» Given request:
Verbatim output of all the material below is required.

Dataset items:
::::
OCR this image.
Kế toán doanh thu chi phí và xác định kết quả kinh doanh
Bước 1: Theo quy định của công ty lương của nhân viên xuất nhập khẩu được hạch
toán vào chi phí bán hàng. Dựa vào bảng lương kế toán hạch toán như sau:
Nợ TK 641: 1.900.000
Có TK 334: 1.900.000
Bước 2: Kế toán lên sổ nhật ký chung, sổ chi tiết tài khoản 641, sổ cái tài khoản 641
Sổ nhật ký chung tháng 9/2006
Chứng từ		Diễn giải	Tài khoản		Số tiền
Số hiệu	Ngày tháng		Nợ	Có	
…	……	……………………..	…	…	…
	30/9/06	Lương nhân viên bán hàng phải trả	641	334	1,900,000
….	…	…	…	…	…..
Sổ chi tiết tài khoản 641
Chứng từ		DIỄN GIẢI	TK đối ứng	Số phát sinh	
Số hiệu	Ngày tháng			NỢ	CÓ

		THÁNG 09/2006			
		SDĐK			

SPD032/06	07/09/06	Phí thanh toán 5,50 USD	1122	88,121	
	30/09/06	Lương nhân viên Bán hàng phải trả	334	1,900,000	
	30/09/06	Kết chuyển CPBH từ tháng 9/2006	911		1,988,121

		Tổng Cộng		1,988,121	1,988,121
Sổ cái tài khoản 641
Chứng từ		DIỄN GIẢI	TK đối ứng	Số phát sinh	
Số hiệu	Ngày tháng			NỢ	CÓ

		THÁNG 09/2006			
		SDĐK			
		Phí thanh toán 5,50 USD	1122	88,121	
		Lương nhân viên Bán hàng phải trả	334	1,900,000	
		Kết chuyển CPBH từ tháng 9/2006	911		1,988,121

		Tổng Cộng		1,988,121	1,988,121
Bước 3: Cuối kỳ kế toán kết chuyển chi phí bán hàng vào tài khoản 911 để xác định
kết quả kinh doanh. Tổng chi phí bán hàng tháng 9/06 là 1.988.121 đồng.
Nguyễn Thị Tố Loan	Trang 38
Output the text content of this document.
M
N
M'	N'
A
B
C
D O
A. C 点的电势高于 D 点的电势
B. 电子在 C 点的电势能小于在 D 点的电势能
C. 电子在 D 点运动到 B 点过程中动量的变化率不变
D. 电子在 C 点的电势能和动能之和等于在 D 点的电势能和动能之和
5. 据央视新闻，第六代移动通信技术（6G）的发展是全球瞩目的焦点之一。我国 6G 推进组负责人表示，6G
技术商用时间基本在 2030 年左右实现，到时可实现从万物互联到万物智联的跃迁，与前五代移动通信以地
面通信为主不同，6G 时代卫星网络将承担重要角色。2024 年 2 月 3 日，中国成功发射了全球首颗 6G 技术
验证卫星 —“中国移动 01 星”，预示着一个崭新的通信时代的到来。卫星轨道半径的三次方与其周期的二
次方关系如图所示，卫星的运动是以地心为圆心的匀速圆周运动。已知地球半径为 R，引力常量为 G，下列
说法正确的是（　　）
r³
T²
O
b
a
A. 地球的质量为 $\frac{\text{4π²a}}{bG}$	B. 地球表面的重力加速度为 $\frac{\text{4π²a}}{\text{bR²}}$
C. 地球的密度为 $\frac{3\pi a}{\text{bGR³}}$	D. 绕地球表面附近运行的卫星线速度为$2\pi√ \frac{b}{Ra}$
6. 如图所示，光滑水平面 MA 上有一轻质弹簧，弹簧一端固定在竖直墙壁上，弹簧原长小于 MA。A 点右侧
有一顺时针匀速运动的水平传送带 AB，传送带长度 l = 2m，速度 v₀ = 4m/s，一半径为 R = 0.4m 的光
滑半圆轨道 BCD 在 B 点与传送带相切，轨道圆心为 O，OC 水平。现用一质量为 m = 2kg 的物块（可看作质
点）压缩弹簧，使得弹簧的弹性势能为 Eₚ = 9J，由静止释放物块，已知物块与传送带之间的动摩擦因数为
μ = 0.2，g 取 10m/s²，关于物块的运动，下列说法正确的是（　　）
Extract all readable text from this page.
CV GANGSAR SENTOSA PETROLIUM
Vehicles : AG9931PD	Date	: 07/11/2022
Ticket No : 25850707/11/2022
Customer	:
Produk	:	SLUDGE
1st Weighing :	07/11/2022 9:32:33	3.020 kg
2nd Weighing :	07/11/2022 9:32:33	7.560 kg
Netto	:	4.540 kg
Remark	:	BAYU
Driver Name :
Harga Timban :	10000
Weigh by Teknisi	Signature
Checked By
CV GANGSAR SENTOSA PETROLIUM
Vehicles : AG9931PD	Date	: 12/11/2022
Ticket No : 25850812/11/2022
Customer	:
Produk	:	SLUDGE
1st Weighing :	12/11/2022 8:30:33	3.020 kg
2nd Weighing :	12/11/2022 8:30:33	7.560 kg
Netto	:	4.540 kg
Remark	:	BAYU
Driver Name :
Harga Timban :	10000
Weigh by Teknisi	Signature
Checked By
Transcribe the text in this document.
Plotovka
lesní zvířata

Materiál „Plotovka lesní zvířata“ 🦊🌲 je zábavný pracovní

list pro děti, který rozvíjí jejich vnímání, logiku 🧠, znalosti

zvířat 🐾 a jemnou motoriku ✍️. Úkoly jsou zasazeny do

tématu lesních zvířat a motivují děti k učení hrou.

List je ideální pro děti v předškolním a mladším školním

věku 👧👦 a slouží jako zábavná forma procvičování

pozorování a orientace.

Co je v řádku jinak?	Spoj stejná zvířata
::::
» Task result:
OCR this image.
Kế toán doanh thu chi phí và xác định kết quả kinh doanh
Bước 1: Theo quy định của công ty lương của nhân viên xuất nhập khẩu được hạch
toán vào chi phí bán hàng. Dựa vào bảng lương kế toán hạch toán như sau:
Nợ TK 641: 1.900.000
Có TK 334: 1.900.000
Bước 2: Kế toán lên sổ nhật ký chung, sổ chi tiết tài khoản 641, sổ cái tài khoản 641
Sổ nhật ký chung tháng 9/2006
Chứng từ		Diễn giải	Tài khoản		Số tiền
Số hiệu	Ngày tháng		Nợ	Có	
…	……	……………………..	…	…	…
	30/9/06	Lương nhân viên bán hàng phải trả	641	334	1,900,000
….	…	…	…	…	…..
Sổ chi tiết tài khoản 641
Chứng từ		DIỄN GIẢI	TK đối ứng	Số phát sinh	
Số hiệu	Ngày tháng			NỢ	CÓ

		THÁNG 09/2006			
		SDĐK			

SPD032/06	07/09/06	Phí thanh toán 5,50 USD	1122	88,121	
	30/09/06	Lương nhân viên Bán hàng phải trả	334	1,900,000	
	30/09/06	Kết chuyển CPBH từ tháng 9/2006	911		1,988,121

		Tổng Cộng		1,988,121	1,988,121
Sổ cái tài khoản 641
Chứng từ		DIỄN GIẢI	TK đối ứng	Số phát sinh	
Số hiệu	Ngày tháng			NỢ	CÓ

		THÁNG 09/2006			
		SDĐK			
		Phí thanh toán 5,50 USD	1122	88,121	
		Lương nhân viên Bán hàng phải trả	334	1,900,000	
		Kết chuyển CPBH từ tháng 9/2006	911		1,988,121

		Tổng Cộng		1,988,121	1,988,121
Bước 3: Cuối kỳ kế toán kết chuyển chi phí bán hàng vào tài khoản 911 để xác định
kết quả kinh doanh. Tổng chi phí bán hàng tháng 9/06 là 1.988.121 đồng.
Nguyễn Thị Tố Loan	Trang 38
Output the text content of this document.
M
N
M'	N'
A
B
C
D O
A. C 点的电势高于 D 点的电势
B. 电子在 C 点的电势能小于在 D 点的电势能
C. 电子在 D 点运动到 B 点过程中动量的变化率不变
D. 电子在 C 点的电势能和动能之和等于在 D 点的电势能和动能之和
5. 据央视新闻，第六代移动通信技术（6G）的发展是全球瞩目的焦点之一。我国 6G 推进组负责人表示，6G
技术商用时间基本在 2030 年左右实现，到时可实现从万物互联到万物智联的跃迁，与前五代移动通信以地
面通信为主不同，6G 时代卫星网络将承担重要角色。2024 年 2 月 3 日，中国成功发射了全球首颗 6G 技术
验证卫星 —“中国移动 01 星”，预示着一个崭新的通信时代的到来。卫星轨道半径的三次方与其周期的二
次方关系如图所示，卫星的运动是以地心为圆心的匀速圆周运动。已知地球半径为 R，引力常量为 G，下列
说法正确的是（　　）
r³
T²
O
b
a
A. 地球的质量为 $\frac{\text{4π²a}}{bG}$	B. 地球表面的重力加速度为 $\frac{\text{4π²a}}{\text{bR²}}$
C. 地球的密度为 $\frac{3\pi a}{\text{bGR³}}$	D. 绕地球表面附近运行的卫星线速度为$2\pi√ \frac{b}{Ra}$
6. 如图所示，光滑水平面 MA 上有一轻质弹簧，弹簧一端固定在竖直墙壁上，弹簧原长小于 MA。A 点右侧
有一顺时针匀速运动的水平传送带 AB，传送带长度 l = 2m，速度 v₀ = 4m/s，一半径为 R = 0.4m 的光
滑半圆轨道 BCD 在 B 点与传送带相切，轨道圆心为 O，OC 水平。现用一质量为 m = 2kg 的物块（可看作质
点）压缩弹簧，使得弹簧的弹性势能为 Eₚ = 9J，由静止释放物块，已知物块与传送带之间的动摩擦因数为
μ = 0.2，g 取 10m/s²，关于物块的运动，下列说法正确的是（　　）
Extract all readable text from this page.
CV GANGSAR SENTOSA PETROLIUM
Vehicles : AG9931PD	Date	: 07/11/2022
Ticket No : 25850707/11/2022
Customer	:
Produk	:	SLUDGE
1st Weighing :	07/11/2022 9:32:33	3.020 kg
2nd Weighing :	07/11/2022 9:32:33	7.560 kg
Netto	:	4.540 kg
Remark	:	BAYU
Driver Name :
Harga Timban :	10000
Weigh by Teknisi	Signature
Checked By
CV GANGSAR SENTOSA PETROLIUM
Vehicles : AG9931PD	Date	: 12/11/2022
Ticket No : 25850812/11/2022
Customer	:
Produk	:	SLUDGE
1st Weighing :	12/11/2022 8:30:33	3.020 kg
2nd Weighing :	12/11/2022 8:30:33	7.560 kg
Netto	:	4.540 kg
Remark	:	BAYU
Driver Name :
Harga Timban :	10000
Weigh by Teknisi	Signature
Checked By
Transcribe the text in this document.
Plotovka
lesní zvířata

Materiál „Plotovka lesní zvířata“ 🦊🌲 je zábavný pracovní

list pro děti, který rozvíjí jejich vnímání, logiku 🧠, znalosti

zvířat 🐾 a jemnou motoriku ✍️. Úkoly jsou zasazeny do

tématu lesních zvířat a motivují děti k učení hrou.

List je ideální pro děti v předškolním a mladším školním

věku 👧👦 a slouží jako zábavná forma procvičování

pozorování a orientace.

Co je v řádku jinak?	Spoj stejná zvířata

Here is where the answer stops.